** Start Excerpted data **
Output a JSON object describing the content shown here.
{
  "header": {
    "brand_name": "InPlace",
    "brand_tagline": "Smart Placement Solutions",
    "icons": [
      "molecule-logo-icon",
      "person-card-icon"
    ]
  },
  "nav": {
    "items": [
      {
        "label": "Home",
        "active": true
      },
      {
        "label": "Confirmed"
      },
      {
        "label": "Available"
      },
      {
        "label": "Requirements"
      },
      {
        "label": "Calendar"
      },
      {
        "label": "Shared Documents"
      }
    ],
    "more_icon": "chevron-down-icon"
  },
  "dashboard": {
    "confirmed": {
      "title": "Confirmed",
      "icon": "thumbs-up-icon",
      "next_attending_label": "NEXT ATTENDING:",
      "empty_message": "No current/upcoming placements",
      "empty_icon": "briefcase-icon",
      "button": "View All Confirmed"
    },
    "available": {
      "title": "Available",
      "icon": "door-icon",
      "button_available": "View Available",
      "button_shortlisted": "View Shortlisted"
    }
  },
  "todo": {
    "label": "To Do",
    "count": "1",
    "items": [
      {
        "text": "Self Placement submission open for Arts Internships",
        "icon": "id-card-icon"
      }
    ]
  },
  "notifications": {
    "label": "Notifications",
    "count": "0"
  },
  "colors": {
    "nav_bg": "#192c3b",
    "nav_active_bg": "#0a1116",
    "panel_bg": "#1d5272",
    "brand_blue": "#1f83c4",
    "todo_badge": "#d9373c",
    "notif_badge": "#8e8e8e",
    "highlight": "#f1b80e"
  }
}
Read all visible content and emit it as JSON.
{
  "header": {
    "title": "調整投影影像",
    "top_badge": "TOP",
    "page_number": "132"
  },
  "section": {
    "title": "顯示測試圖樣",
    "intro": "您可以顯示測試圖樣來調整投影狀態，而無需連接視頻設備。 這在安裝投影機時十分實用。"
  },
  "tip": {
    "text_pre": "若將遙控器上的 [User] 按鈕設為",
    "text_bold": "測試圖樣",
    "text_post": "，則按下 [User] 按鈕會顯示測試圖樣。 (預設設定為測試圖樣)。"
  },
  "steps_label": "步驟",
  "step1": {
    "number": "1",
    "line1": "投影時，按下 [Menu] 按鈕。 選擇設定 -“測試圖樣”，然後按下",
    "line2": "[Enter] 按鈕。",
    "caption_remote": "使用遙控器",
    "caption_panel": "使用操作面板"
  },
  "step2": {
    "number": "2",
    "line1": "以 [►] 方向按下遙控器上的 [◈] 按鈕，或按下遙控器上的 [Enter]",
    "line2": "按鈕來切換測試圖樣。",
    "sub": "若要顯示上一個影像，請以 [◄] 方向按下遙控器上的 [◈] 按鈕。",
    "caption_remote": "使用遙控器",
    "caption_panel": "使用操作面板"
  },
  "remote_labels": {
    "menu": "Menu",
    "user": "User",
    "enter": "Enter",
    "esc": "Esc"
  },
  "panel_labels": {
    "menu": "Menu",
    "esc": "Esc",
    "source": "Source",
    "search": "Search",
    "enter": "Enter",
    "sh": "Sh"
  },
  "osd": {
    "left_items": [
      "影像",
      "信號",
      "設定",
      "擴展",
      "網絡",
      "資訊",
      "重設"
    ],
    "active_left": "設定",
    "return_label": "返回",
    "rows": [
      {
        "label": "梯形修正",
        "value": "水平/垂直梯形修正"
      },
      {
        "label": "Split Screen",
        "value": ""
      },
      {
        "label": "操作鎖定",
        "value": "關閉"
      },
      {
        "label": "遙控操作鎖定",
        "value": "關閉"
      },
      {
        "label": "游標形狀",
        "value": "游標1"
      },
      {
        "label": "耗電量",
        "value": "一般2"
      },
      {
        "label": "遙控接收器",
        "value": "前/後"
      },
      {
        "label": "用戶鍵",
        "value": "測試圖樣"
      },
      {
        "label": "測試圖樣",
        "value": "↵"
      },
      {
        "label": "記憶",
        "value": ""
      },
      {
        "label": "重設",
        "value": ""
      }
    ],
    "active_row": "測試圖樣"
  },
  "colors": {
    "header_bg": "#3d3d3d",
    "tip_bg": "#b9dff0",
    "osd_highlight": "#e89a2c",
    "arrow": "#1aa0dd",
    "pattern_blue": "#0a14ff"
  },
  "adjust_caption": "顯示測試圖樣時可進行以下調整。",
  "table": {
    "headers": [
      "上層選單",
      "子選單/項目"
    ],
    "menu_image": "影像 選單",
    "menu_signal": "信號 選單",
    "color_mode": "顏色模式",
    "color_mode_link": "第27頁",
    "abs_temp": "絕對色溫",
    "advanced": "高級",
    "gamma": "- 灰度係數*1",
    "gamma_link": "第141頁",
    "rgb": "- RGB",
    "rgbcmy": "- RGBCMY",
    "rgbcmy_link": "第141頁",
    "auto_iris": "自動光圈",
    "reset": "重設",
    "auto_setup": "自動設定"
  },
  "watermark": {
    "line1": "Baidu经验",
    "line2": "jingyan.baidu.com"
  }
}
** End Excerpted data **
**The request**
Extract the data in full. Keep it word for word.

**Correct result**
Output a JSON object describing the content shown here.
{
  "header": {
    "brand_name": "InPlace",
    "brand_tagline": "Smart Placement Solutions",
    "icons": [
      "molecule-logo-icon",
      "person-card-icon"
    ]
  },
  "nav": {
    "items": [
      {
        "label": "Home",
        "active": true
      },
      {
        "label": "Confirmed"
      },
      {
        "label": "Available"
      },
      {
        "label": "Requirements"
      },
      {
        "label": "Calendar"
      },
      {
        "label": "Shared Documents"
      }
    ],
    "more_icon": "chevron-down-icon"
  },
  "dashboard": {
    "confirmed": {
      "title": "Confirmed",
      "icon": "thumbs-up-icon",
      "next_attending_label": "NEXT ATTENDING:",
      "empty_message": "No current/upcoming placements",
      "empty_icon": "briefcase-icon",
      "button": "View All Confirmed"
    },
    "available": {
      "title": "Available",
      "icon": "door-icon",
      "button_available": "View Available",
      "button_shortlisted": "View Shortlisted"
    }
  },
  "todo": {
    "label": "To Do",
    "count": "1",
    "items": [
      {
        "text": "Self Placement submission open for Arts Internships",
        "icon": "id-card-icon"
      }
    ]
  },
  "notifications": {
    "label": "Notifications",
    "count": "0"
  },
  "colors": {
    "nav_bg": "#192c3b",
    "nav_active_bg": "#0a1116",
    "panel_bg": "#1d5272",
    "brand_blue": "#1f83c4",
    "todo_badge": "#d9373c",
    "notif_badge": "#8e8e8e",
    "highlight": "#f1b80e"
  }
}
Read all visible content and emit it as JSON.
{
  "header": {
    "title": "調整投影影像",
    "top_badge": "TOP",
    "page_number": "132"
  },
  "section": {
    "title": "顯示測試圖樣",
    "intro": "您可以顯示測試圖樣來調整投影狀態，而無需連接視頻設備。 這在安裝投影機時十分實用。"
  },
  "tip": {
    "text_pre": "若將遙控器上的 [User] 按鈕設為",
    "text_bold": "測試圖樣",
    "text_post": "，則按下 [User] 按鈕會顯示測試圖樣。 (預設設定為測試圖樣)。"
  },
  "steps_label": "步驟",
  "step1": {
    "number": "1",
    "line1": "投影時，按下 [Menu] 按鈕。 選擇設定 -“測試圖樣”，然後按下",
    "line2": "[Enter] 按鈕。",
    "caption_remote": "使用遙控器",
    "caption_panel": "使用操作面板"
  },
  "step2": {
    "number": "2",
    "line1": "以 [►] 方向按下遙控器上的 [◈] 按鈕，或按下遙控器上的 [Enter]",
    "line2": "按鈕來切換測試圖樣。",
    "sub": "若要顯示上一個影像，請以 [◄] 方向按下遙控器上的 [◈] 按鈕。",
    "caption_remote": "使用遙控器",
    "caption_panel": "使用操作面板"
  },
  "remote_labels": {
    "menu": "Menu",
    "user": "User",
    "enter": "Enter",
    "esc": "Esc"
  },
  "panel_labels": {
    "menu": "Menu",
    "esc": "Esc",
    "source": "Source",
    "search": "Search",
    "enter": "Enter",
    "sh": "Sh"
  },
  "osd": {
    "left_items": [
      "影像",
      "信號",
      "設定",
      "擴展",
      "網絡",
      "資訊",
      "重設"
    ],
    "active_left": "設定",
    "return_label": "返回",
    "rows": [
      {
        "label": "梯形修正",
        "value": "水平/垂直梯形修正"
      },
      {
        "label": "Split Screen",
        "value": ""
      },
      {
        "label": "操作鎖定",
        "value": "關閉"
      },
      {
        "label": "遙控操作鎖定",
        "value": "關閉"
      },
      {
        "label": "游標形狀",
        "value": "游標1"
      },
      {
        "label": "耗電量",
        "value": "一般2"
      },
      {
        "label": "遙控接收器",
        "value": "前/後"
      },
      {
        "label": "用戶鍵",
        "value": "測試圖樣"
      },
      {
        "label": "測試圖樣",
        "value": "↵"
      },
      {
        "label": "記憶",
        "value": ""
      },
      {
        "label": "重設",
        "value": ""
      }
    ],
    "active_row": "測試圖樣"
  },
  "colors": {
    "header_bg": "#3d3d3d",
    "tip_bg": "#b9dff0",
    "osd_highlight": "#e89a2c",
    "arrow": "#1aa0dd",
    "pattern_blue": "#0a14ff"
  },
  "adjust_caption": "顯示測試圖樣時可進行以下調整。",
  "table": {
    "headers": [
      "上層選單",
      "子選單/項目"
    ],
    "menu_image": "影像 選單",
    "menu_signal": "信號 選單",
    "color_mode": "顏色模式",
    "color_mode_link": "第27頁",
    "abs_temp": "絕對色溫",
    "advanced": "高級",
    "gamma": "- 灰度係數*1",
    "gamma_link": "第141頁",
    "rgb": "- RGB",
    "rgbcmy": "- RGBCMY",
    "rgbcmy_link": "第141頁",
    "auto_iris": "自動光圈",
    "reset": "重設",
    "auto_setup": "自動設定"
  },
  "watermark": {
    "line1": "Baidu经验",
    "line2": "jingyan.baidu.com"
  }
}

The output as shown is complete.